Print the data exactly, leaving nothing out.

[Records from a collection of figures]
======
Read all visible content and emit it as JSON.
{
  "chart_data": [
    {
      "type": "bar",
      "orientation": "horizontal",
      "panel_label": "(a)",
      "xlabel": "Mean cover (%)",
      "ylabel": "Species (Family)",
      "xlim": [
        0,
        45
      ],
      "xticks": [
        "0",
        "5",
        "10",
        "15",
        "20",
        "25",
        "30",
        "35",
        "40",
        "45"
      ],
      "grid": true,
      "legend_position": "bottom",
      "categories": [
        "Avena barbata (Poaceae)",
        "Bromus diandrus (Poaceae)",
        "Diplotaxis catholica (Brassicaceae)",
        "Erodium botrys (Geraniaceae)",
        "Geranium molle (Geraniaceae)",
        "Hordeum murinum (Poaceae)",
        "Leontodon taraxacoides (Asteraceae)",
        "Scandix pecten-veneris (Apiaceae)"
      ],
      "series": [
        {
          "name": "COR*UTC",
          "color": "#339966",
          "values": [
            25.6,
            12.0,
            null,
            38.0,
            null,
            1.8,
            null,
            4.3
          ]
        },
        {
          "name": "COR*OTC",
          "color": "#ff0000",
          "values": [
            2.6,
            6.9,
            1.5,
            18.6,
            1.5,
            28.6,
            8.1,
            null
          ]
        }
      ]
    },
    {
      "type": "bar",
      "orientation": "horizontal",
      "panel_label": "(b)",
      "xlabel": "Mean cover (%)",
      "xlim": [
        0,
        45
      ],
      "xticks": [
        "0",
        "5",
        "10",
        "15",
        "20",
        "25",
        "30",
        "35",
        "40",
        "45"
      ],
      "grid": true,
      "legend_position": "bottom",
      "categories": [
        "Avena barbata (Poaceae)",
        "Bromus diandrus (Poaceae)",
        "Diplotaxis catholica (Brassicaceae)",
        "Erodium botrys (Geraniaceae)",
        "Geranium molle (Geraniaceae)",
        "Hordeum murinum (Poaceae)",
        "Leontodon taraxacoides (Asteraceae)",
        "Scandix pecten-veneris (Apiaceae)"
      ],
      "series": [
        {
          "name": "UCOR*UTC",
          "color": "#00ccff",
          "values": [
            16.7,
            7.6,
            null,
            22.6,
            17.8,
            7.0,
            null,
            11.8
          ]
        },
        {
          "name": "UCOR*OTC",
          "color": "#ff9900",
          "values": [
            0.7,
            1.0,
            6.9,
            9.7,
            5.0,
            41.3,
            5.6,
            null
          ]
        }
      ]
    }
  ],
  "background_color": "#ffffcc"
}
======
- Exercise result -
Read all visible content and emit it as JSON.
{
  "chart_data": [
    {
      "type": "bar",
      "orientation": "horizontal",
      "panel_label": "(a)",
      "xlabel": "Mean cover (%)",
      "ylabel": "Species (Family)",
      "xlim": [
        0,
        45
      ],
      "xticks": [
        "0",
        "5",
        "10",
        "15",
        "20",
        "25",
        "30",
        "35",
        "40",
        "45"
      ],
      "grid": true,
      "legend_position": "bottom",
      "categories": [
        "Avena barbata (Poaceae)",
        "Bromus diandrus (Poaceae)",
        "Diplotaxis catholica (Brassicaceae)",
        "Erodium botrys (Geraniaceae)",
        "Geranium molle (Geraniaceae)",
        "Hordeum murinum (Poaceae)",
        "Leontodon taraxacoides (Asteraceae)",
        "Scandix pecten-veneris (Apiaceae)"
      ],
      "series": [
        {
          "name": "COR*UTC",
          "color": "#339966",
          "values": [
            25.6,
            12.0,
            null,
            38.0,
            null,
            1.8,
            null,
            4.3
          ]
        },
        {
          "name": "COR*OTC",
          "color": "#ff0000",
          "values": [
            2.6,
            6.9,
            1.5,
            18.6,
            1.5,
            28.6,
            8.1,
            null
          ]
        }
      ]
    },
    {
      "type": "bar",
      "orientation": "horizontal",
      "panel_label": "(b)",
      "xlabel": "Mean cover (%)",
      "xlim": [
        0,
        45
      ],
      "xticks": [
        "0",
        "5",
        "10",
        "15",
        "20",
        "25",
        "30",
        "35",
        "40",
        "45"
      ],
      "grid": true,
      "legend_position": "bottom",
      "categories": [
        "Avena barbata (Poaceae)",
        "Bromus diandrus (Poaceae)",
        "Diplotaxis catholica (Brassicaceae)",
        "Erodium botrys (Geraniaceae)",
        "Geranium molle (Geraniaceae)",
        "Hordeum murinum (Poaceae)",
        "Leontodon taraxacoides (Asteraceae)",
        "Scandix pecten-veneris (Apiaceae)"
      ],
      "series": [
        {
          "name": "UCOR*UTC",
          "color": "#00ccff",
          "values": [
            16.7,
            7.6,
            null,
            22.6,
            17.8,
            7.0,
            null,
            11.8
          ]
        },
        {
          "name": "UCOR*OTC",
          "color": "#ff9900",
          "values": [
            0.7,
            1.0,
            6.9,
            9.7,
            5.0,
            41.3,
            5.6,
            null
          ]
        }
      ]
    }
  ],
  "background_color": "#ffffcc"
}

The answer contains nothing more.